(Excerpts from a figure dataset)
--- --- ---

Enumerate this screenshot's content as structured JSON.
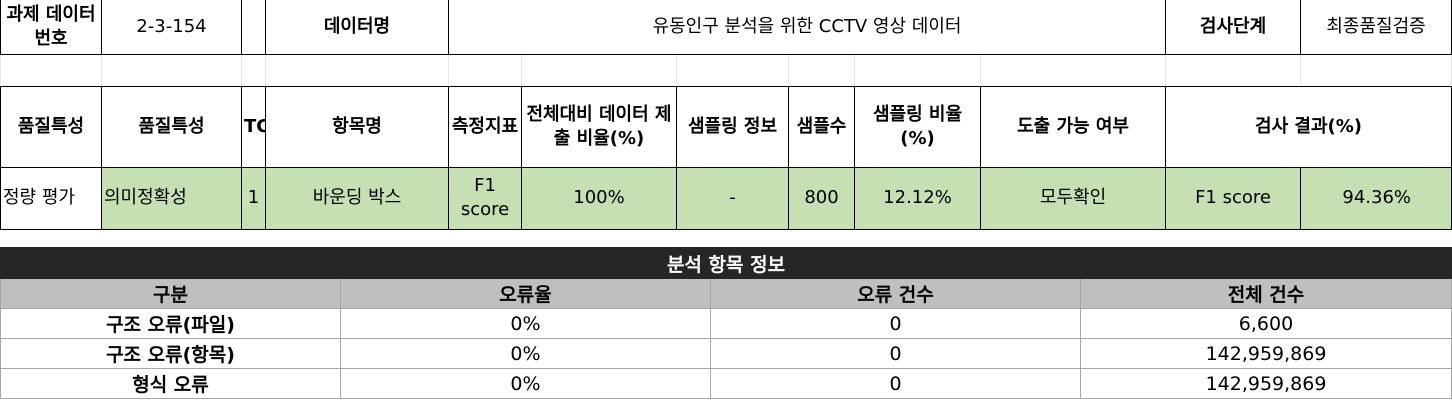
{
  "summary": {
    "project_no_label": "과제 데이터번호",
    "project_no": "2-3-154",
    "data_name_label": "데이터명",
    "data_name": "유동인구 분석을 위한 CCTV 영상 데이터",
    "inspection_stage_label": "검사단계",
    "inspection_stage": "최종품질검증"
  },
  "quality_table": {
    "headers": {
      "quality_type": "품질특성",
      "quality_attr": "품질특성",
      "tc": "TC",
      "item_name": "항목명",
      "metric": "측정지표",
      "submit_ratio": "전체대비 데이터 제출 비율(%)",
      "sampling_info": "샘플링 정보",
      "sample_count": "샘플수",
      "sampling_ratio": "샘플링 비율(%)",
      "derivable": "도출 가능 여부",
      "result": "검사 결과(%)"
    },
    "row": {
      "quality_type": "정량 평가",
      "quality_attr": "의미정확성",
      "tc": "1",
      "item_name": "바운딩 박스",
      "metric": "F1 score",
      "submit_ratio": "100%",
      "sampling_info": "-",
      "sample_count": "800",
      "sampling_ratio": "12.12%",
      "derivable": "모두확인",
      "result_metric": "F1 score",
      "result_value": "94.36%"
    }
  },
  "analysis_info": {
    "title": "분석 항목 정보",
    "columns": [
      "구분",
      "오류율",
      "오류 건수",
      "전체 건수"
    ],
    "rows": [
      {
        "category": "구조 오류(파일)",
        "error_rate": "0%",
        "error_count": "0",
        "total_count": "6,600"
      },
      {
        "category": "구조 오류(항목)",
        "error_rate": "0%",
        "error_count": "0",
        "total_count": "142,959,869"
      },
      {
        "category": "형식 오류",
        "error_rate": "0%",
        "error_count": "0",
        "total_count": "142,959,869"
      }
    ]
  },
  "colors": {
    "highlight_green": "#c6e0b4",
    "header_dark": "#262626",
    "header_grey": "#bfbfbf"
  }
}
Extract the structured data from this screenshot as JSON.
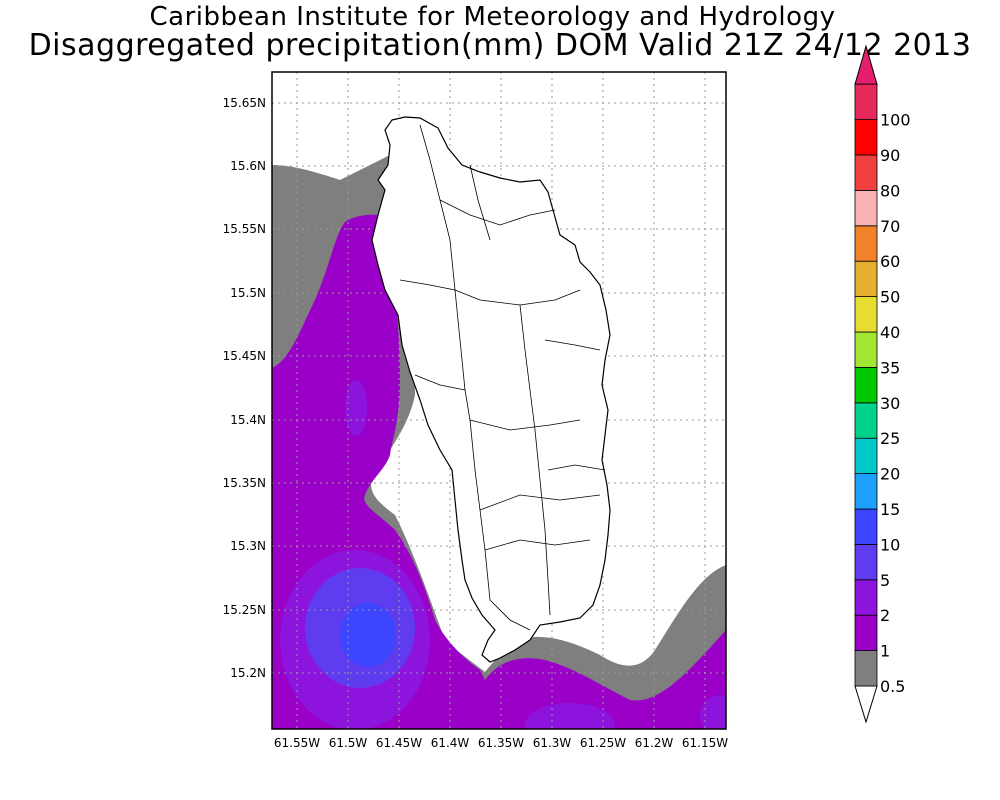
{
  "header": {
    "title_line1": "Caribbean Institute for Meteorology and Hydrology",
    "title_line2": "Disaggregated precipitation(mm) DOM Valid 21Z 24/12 2013"
  },
  "axes": {
    "lat_labels": [
      "15.65N",
      "15.6N",
      "15.55N",
      "15.5N",
      "15.45N",
      "15.4N",
      "15.35N",
      "15.3N",
      "15.25N",
      "15.2N"
    ],
    "lon_labels": [
      "61.55W",
      "61.5W",
      "61.45W",
      "61.4W",
      "61.35W",
      "61.3W",
      "61.25W",
      "61.2W",
      "61.15W"
    ]
  },
  "colorbar": {
    "levels": [
      "0.5",
      "1",
      "2",
      "5",
      "10",
      "15",
      "20",
      "25",
      "30",
      "35",
      "40",
      "50",
      "60",
      "70",
      "80",
      "90",
      "100"
    ],
    "colors": [
      "#7f7f7f",
      "#9b00c8",
      "#8c14dc",
      "#5f3cf0",
      "#3c46ff",
      "#1ea0ff",
      "#00c8c8",
      "#00d28c",
      "#00c800",
      "#a0e632",
      "#e6dc32",
      "#e6af2d",
      "#f08228",
      "#fab4b4",
      "#f04040",
      "#ff0000",
      "#e6285a"
    ],
    "under_color": "#ffffff",
    "over_color": "#e61e6e"
  },
  "map": {
    "land_color": "#ffffff",
    "background_fill": "#7f7f7f",
    "gridlines": true,
    "region": "Dominica"
  }
}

--- --- ---

**Brief:** Copy out every line that includes the word "category".

**Response to this task:**
        "category": "구조 오류(파일)",
        "category": "구조 오류(항목)",
        "category": "형식 오류",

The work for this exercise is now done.